### TASK REQUIREMENTS
Return all lines from the listing below in which the string "capacity" occurs.

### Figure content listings
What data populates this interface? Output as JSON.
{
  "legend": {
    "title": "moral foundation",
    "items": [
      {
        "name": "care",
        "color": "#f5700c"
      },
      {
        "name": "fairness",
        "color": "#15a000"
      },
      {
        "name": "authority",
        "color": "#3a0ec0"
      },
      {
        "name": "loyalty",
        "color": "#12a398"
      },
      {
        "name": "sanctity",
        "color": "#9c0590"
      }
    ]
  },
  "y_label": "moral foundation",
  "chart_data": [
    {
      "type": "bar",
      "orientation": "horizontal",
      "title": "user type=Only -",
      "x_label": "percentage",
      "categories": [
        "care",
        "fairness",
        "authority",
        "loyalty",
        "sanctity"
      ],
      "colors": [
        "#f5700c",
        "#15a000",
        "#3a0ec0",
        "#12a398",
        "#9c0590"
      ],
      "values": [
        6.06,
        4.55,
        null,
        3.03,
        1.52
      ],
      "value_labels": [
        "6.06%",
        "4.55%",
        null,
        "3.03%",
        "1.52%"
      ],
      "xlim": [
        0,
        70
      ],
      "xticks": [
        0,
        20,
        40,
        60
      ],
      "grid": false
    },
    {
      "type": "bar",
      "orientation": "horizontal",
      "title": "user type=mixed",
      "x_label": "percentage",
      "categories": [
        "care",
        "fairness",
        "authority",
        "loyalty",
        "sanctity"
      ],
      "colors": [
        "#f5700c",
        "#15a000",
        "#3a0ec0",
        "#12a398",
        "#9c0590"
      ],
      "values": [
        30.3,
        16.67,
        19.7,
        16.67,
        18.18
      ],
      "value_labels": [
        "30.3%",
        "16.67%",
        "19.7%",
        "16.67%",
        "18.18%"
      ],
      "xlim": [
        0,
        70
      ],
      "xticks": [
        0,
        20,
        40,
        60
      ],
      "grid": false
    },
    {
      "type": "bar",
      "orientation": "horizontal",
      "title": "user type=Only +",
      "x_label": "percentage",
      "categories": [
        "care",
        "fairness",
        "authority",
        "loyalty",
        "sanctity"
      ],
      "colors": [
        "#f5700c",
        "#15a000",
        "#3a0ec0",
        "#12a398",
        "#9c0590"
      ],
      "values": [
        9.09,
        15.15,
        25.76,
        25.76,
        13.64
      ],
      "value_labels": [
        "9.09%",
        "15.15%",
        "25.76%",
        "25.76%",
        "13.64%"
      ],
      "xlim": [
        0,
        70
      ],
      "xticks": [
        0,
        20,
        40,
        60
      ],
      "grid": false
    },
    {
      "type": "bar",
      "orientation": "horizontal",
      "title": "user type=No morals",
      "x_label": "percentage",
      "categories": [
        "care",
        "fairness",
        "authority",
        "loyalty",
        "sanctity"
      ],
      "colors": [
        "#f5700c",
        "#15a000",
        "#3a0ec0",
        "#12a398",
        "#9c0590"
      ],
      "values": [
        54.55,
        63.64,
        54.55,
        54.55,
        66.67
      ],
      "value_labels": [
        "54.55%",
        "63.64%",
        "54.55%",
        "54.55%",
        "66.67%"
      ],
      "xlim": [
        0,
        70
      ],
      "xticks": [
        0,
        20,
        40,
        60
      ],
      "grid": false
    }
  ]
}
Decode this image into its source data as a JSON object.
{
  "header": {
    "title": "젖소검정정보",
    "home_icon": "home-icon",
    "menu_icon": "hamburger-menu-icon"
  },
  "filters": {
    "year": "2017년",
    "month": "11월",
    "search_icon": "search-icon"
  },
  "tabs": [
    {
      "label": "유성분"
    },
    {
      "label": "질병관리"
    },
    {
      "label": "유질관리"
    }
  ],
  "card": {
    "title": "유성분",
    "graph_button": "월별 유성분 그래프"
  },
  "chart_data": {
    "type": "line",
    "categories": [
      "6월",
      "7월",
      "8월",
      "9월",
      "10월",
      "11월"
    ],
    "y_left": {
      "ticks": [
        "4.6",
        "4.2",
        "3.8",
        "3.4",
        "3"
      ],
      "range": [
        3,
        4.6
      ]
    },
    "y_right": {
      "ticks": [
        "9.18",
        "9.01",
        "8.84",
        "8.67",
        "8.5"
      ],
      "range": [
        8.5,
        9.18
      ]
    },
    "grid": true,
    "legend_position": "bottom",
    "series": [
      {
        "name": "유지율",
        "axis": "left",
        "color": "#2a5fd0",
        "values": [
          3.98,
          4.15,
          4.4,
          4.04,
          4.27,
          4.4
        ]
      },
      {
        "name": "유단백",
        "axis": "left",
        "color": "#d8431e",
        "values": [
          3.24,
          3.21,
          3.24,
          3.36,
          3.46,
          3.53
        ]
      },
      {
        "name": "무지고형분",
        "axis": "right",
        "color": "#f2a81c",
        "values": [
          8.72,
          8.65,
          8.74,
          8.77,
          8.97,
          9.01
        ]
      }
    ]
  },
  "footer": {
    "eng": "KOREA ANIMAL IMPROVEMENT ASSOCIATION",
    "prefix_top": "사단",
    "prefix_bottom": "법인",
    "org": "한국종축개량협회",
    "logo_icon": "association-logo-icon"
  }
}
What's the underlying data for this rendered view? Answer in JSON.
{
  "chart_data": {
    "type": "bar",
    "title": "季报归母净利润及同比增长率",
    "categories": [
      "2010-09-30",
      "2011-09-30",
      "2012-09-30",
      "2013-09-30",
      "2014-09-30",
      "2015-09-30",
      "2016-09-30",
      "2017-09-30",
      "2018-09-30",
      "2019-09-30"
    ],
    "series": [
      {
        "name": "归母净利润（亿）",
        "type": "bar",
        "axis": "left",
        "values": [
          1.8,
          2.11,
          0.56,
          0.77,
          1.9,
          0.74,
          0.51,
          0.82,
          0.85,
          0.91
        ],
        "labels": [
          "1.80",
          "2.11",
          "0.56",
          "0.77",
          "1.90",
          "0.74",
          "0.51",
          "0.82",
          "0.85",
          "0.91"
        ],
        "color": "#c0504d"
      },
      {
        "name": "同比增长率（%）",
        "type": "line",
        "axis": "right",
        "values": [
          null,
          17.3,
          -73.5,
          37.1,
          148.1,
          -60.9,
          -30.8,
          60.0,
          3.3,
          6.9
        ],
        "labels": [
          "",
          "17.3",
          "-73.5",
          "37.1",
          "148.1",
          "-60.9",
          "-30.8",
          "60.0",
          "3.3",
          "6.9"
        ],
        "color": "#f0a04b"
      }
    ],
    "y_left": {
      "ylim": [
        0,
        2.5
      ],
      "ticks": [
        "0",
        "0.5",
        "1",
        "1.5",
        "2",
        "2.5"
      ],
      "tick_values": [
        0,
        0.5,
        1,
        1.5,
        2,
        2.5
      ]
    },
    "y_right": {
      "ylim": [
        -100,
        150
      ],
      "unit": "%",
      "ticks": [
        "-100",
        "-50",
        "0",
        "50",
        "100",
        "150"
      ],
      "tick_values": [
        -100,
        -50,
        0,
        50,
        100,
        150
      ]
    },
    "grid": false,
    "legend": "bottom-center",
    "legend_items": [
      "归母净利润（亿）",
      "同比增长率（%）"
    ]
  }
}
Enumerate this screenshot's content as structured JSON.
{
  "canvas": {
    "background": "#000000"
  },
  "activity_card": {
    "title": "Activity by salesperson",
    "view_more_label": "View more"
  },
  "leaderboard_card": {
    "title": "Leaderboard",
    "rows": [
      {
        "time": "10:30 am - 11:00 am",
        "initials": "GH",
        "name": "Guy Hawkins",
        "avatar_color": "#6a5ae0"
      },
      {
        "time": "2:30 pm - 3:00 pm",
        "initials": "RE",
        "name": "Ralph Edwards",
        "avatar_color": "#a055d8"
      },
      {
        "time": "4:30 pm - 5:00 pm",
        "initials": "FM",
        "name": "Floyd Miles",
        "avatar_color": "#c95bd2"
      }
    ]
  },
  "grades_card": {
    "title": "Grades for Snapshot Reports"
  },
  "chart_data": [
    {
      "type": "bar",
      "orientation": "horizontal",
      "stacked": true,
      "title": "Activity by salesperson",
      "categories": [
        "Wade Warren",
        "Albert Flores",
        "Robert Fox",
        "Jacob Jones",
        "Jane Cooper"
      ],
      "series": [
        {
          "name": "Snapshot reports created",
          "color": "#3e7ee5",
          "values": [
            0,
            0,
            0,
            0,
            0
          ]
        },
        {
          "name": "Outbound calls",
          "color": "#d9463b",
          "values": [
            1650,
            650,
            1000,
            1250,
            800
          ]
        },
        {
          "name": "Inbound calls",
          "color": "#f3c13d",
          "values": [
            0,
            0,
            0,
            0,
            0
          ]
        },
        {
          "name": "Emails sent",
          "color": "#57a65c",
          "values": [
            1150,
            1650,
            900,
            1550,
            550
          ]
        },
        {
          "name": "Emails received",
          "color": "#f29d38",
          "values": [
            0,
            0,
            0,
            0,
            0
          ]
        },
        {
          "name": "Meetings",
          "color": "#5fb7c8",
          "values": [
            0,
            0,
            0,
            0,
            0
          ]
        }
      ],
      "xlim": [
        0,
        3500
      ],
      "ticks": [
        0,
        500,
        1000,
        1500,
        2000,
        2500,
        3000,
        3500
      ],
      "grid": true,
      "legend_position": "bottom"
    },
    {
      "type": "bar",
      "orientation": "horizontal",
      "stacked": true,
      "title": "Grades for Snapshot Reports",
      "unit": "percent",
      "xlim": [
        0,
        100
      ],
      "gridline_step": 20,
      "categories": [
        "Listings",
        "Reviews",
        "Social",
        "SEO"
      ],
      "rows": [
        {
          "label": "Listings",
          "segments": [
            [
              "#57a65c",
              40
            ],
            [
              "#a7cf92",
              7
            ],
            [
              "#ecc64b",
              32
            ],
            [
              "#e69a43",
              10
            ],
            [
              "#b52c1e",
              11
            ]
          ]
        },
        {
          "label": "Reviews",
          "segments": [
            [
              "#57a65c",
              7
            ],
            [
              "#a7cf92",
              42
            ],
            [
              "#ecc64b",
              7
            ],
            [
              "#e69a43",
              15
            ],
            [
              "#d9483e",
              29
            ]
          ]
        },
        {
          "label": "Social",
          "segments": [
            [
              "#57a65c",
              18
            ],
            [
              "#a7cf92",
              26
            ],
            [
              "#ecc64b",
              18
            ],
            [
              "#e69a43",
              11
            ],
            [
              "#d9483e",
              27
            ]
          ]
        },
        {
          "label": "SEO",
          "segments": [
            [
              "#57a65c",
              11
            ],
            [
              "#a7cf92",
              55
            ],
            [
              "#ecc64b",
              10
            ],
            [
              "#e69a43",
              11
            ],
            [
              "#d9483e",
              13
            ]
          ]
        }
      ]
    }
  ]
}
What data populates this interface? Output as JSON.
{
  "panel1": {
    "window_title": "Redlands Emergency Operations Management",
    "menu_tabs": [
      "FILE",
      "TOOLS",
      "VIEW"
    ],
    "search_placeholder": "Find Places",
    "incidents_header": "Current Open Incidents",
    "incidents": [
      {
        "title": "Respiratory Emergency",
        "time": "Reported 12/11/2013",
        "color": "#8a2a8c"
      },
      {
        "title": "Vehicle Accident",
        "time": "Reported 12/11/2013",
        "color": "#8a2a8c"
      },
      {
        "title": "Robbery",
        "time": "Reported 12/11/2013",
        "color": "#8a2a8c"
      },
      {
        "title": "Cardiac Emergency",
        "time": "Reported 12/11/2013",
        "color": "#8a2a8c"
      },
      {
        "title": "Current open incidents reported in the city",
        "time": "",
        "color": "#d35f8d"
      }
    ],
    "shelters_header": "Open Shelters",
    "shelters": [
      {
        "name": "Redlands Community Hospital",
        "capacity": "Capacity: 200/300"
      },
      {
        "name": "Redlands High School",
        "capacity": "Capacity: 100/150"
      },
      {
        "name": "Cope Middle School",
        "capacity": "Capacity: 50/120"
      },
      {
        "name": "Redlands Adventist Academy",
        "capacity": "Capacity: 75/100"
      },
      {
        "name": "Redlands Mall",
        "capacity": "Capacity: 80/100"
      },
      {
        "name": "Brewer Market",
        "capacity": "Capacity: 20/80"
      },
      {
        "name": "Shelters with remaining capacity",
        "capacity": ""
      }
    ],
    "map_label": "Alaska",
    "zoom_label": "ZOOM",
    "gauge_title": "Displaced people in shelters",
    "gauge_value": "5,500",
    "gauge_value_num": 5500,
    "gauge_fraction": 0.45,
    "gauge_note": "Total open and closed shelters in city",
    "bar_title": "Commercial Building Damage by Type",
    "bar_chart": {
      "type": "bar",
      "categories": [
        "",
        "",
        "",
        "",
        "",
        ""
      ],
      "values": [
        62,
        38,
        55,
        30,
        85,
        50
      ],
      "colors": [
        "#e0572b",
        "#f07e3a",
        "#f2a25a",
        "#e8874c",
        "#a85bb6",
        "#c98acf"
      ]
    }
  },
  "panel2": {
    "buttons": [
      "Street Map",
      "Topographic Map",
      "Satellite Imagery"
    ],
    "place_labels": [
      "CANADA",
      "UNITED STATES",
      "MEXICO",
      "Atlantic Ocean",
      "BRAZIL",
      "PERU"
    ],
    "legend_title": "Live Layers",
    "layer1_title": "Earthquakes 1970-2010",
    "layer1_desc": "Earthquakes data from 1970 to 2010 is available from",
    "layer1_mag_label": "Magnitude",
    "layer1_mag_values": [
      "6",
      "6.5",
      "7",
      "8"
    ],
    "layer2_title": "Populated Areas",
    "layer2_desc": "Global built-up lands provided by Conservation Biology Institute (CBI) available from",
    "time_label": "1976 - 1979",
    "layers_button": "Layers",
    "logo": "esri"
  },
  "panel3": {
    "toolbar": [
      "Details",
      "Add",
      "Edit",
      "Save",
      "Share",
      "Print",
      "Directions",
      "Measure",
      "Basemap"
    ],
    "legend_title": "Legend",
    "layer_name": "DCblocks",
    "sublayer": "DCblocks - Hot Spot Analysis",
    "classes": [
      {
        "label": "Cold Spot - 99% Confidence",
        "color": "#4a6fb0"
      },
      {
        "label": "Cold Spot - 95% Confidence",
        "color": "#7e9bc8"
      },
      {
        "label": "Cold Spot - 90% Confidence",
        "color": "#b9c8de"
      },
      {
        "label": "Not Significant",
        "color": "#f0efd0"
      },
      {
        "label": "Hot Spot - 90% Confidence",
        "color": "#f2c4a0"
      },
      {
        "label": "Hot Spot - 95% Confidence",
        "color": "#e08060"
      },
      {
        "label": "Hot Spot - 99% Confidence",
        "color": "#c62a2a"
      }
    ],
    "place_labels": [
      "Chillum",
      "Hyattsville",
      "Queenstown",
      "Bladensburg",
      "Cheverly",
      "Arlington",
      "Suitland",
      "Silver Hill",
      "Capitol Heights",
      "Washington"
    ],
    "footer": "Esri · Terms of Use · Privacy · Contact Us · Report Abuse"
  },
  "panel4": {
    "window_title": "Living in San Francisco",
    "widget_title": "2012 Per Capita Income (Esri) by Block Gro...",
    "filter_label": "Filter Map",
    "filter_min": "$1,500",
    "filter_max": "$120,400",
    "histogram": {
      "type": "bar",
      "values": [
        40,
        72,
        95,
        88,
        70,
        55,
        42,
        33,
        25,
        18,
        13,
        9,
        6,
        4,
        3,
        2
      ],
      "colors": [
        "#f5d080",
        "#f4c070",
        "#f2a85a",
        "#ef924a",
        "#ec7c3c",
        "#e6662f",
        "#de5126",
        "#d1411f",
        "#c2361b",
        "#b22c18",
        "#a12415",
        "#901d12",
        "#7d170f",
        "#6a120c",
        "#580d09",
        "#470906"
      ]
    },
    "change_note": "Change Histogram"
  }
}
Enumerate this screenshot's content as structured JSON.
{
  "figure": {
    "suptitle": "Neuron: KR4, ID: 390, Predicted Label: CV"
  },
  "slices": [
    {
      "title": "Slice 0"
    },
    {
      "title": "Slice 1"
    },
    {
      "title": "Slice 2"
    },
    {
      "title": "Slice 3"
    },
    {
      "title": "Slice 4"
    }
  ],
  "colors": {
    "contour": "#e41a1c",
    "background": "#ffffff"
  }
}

### SOLVED PROBLEM
        "capacity": "Capacity: 200/300"
        "capacity": "Capacity: 100/150"
        "capacity": "Capacity: 50/120"
        "capacity": "Capacity: 75/100"
        "capacity": "Capacity: 80/100"
        "capacity": "Capacity: 20/80"
        "name": "Shelters with remaining capacity",
        "capacity": ""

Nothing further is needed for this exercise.